** Begin Stored records **

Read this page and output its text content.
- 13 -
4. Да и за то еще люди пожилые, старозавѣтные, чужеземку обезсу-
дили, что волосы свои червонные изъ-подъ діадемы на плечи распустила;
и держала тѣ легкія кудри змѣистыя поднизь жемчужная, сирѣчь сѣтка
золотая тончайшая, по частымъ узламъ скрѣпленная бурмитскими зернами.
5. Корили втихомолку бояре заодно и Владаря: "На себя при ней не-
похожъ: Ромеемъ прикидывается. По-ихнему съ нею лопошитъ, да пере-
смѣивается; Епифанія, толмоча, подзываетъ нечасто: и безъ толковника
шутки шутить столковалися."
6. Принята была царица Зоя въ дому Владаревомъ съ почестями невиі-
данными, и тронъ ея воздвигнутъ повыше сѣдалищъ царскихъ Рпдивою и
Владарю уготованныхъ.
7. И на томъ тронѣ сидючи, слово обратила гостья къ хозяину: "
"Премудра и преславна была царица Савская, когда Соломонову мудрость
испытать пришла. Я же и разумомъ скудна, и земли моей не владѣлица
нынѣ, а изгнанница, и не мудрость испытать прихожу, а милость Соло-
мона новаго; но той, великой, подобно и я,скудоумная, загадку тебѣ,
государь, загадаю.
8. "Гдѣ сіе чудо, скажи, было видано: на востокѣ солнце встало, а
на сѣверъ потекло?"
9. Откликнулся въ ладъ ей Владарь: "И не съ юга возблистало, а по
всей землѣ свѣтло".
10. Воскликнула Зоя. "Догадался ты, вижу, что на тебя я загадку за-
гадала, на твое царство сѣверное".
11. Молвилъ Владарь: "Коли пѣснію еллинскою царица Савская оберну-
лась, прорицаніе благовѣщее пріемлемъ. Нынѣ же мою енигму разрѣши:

** End Stored records **

* [Goal of the exercise]
Reproduce every line of the data verbatim.

* [Exercise result]
Read this page and output its text content.
- 13 -
4. Да и за то еще люди пожилые, старозавѣтные, чужеземку обезсу-
дили, что волосы свои червонные изъ-подъ діадемы на плечи распустила;
и держала тѣ легкія кудри змѣистыя поднизь жемчужная, сирѣчь сѣтка
золотая тончайшая, по частымъ узламъ скрѣпленная бурмитскими зернами.
5. Корили втихомолку бояре заодно и Владаря: "На себя при ней не-
похожъ: Ромеемъ прикидывается. По-ихнему съ нею лопошитъ, да пере-
смѣивается; Епифанія, толмоча, подзываетъ нечасто: и безъ толковника
шутки шутить столковалися."
6. Принята была царица Зоя въ дому Владаревомъ съ почестями невиі-
данными, и тронъ ея воздвигнутъ повыше сѣдалищъ царскихъ Рпдивою и
Владарю уготованныхъ.
7. И на томъ тронѣ сидючи, слово обратила гостья къ хозяину: "
"Премудра и преславна была царица Савская, когда Соломонову мудрость
испытать пришла. Я же и разумомъ скудна, и земли моей не владѣлица
нынѣ, а изгнанница, и не мудрость испытать прихожу, а милость Соло-
мона новаго; но той, великой, подобно и я,скудоумная, загадку тебѣ,
государь, загадаю.
8. "Гдѣ сіе чудо, скажи, было видано: на востокѣ солнце встало, а
на сѣверъ потекло?"
9. Откликнулся въ ладъ ей Владарь: "И не съ юга возблистало, а по
всей землѣ свѣтло".
10. Воскликнула Зоя. "Догадался ты, вижу, что на тебя я загадку за-
гадала, на твое царство сѣверное".
11. Молвилъ Владарь: "Коли пѣснію еллинскою царица Савская оберну-
лась, прорицаніе благовѣщее пріемлемъ. Нынѣ же мою енигму разрѣши:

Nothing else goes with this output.